**Provided text**
--- START ---

The Lahore familicide occured around the time PUBG Mobile marked its first anniversary since installing dedicated servers to boost gaming speed for Pakistani users.
The company has aggressively marketed in Pakistan, hiring singer-musician Asim Azhar as its brand ambassador and collaborating with cricketing legend Shoaib Akhter on promotional campaigns.
PUBG has become one of the leading video games played in Pakistan, said Moazzam Kamran, business director at GameRED, a gaming service company.
“Though there is no specific data that identifies the number of active users in Pakistan, growing PUBG tournaments in Pakistan and corporate integration validate its popularity,” he told TRT World.
India is a major market for PUBG, which has become the highest grossing mobile video game in the world.
But the slew of negative reports pushed New Delhi to temporarily ban it two years ago.
There’s no shortage of depressing incidents traced to the game: in one instance a young man in Madhya Pradesh state mistakenly drank acid while he was engrossed in PUBG, in another a train ran over two friends as they were sitting on the tracks shooting virtual opponents, and a boy took his life when his parents refused to buy him a new smartphone.
Where the kids once played cricket on the streets and dusty fields, now they have the option of playing video games on mobile phones.
Besides Pakistan and India, a number of countries including Bangladesh, Jordan and Nepal have imposed restrictions on PUBG in recent years.
PUBG Mobile doesn’t need a large memory space on the phone or a high internet bandwidth, bringing it within the reach of youngsters in low-income countries.

--- END ---

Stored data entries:
--- START ---

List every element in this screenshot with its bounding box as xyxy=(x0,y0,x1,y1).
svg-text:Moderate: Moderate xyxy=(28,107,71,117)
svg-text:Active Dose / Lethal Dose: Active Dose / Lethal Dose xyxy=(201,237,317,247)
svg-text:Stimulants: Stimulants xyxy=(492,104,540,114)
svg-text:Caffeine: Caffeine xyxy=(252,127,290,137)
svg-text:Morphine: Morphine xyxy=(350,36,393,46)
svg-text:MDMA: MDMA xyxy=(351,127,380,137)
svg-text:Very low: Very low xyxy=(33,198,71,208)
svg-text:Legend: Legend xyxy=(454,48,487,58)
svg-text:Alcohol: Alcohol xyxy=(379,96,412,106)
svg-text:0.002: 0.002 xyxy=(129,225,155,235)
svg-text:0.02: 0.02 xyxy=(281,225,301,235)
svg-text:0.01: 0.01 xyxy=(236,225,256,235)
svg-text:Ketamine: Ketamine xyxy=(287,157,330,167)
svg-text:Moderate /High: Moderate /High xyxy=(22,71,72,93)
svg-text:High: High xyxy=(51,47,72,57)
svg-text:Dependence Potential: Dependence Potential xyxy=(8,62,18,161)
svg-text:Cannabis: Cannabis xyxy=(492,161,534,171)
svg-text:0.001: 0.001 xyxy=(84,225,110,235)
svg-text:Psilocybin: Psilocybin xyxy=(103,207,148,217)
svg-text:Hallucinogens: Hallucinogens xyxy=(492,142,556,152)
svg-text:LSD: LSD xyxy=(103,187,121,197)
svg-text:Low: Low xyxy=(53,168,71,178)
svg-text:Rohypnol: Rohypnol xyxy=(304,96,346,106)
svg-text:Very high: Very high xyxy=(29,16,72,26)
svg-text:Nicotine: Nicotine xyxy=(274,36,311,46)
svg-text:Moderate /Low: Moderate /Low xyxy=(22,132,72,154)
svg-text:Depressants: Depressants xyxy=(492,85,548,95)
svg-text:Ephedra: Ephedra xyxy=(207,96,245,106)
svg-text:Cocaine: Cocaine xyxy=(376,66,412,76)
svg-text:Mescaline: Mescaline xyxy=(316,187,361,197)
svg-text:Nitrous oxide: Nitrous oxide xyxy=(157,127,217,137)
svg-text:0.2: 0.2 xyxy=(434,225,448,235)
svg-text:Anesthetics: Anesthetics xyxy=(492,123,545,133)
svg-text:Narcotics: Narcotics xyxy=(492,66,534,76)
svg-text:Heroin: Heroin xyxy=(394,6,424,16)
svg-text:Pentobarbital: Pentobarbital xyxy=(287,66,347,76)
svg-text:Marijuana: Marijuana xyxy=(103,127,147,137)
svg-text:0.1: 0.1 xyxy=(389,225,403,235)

--- END ---

**Things to do**
1 – Starting at the words "There’s no shortage" and stopping after "on mobile phones.", restate the PUBG passage with "smartphone" changed to "tablet".
2 – Write what comes next in the PUBG passage, picking up after its final sentence.

**Written answers**
1 –
There’s no shortage of depressing incidents traced to the game: in one instance a young man in Madhya Pradesh state mistakenly drank acid while he was engrossed in PUBG, in another a train ran over two friends as they were sitting on the tracks shooting virtual opponents, and a boy took his life when his parents refused to buy him a new tablet.
Where the kids once played cricket on the streets and dusty fields, now they have the option of playing video games on mobile phones.

2 –
“The concept based on Battle Royale is well-liked and the game has very good gameplay and graphics. The developers constantly add new variations to keep the game novel and exciting to players,” said Dr Mark Griffiths, a professor of behavioural addiction at Nottingham Trent University.
Popular multiplayer shooting games such as Call of Duty are mostly played on Playstation and Xbox consoles, which are expensive.
A number of studies have labelled PUBG as an addiction that young men and women might be using to cope with depression and anxiety.
In 2018, the World Health Organization listed gaming disorder as a disease in which people become obsessed with a game and end up neglecting their personal, family, educational and family obligations.
The continuous rise in PUBG Mobile’s revenue during the two years of pandemic fits with the explanation of experts who say more youngsters have taken to video gaming in isolation.
But Dr Griffiths, who has studied gaming addiction, said that extreme instances of suicides and murders linked with PUBG Mobile are an exception.
“There are millions of PUBG players and a handful of such cases. We've published a couple of articles on this but we've only published such cases because they are so rare, not because it keeps happening,” he told TRT World.
A blanket ban on the game is difficult to maintain, as seen in Pakistan where courts have overturned the government's decision.
Instead, authorities can try to introduce changes that make the game play a little less violent and intimidating, said Zia.
China, which has the highest number of PUBG players, has its own version. Chinese PUBG users don’t shoot each other as if on a real battlefield but instead practise during anti-terror ops. Players don’t die; they wave goodbye and vanish. Blood is bright green bubbles. In China, PUBG’s official name is Game for Peace.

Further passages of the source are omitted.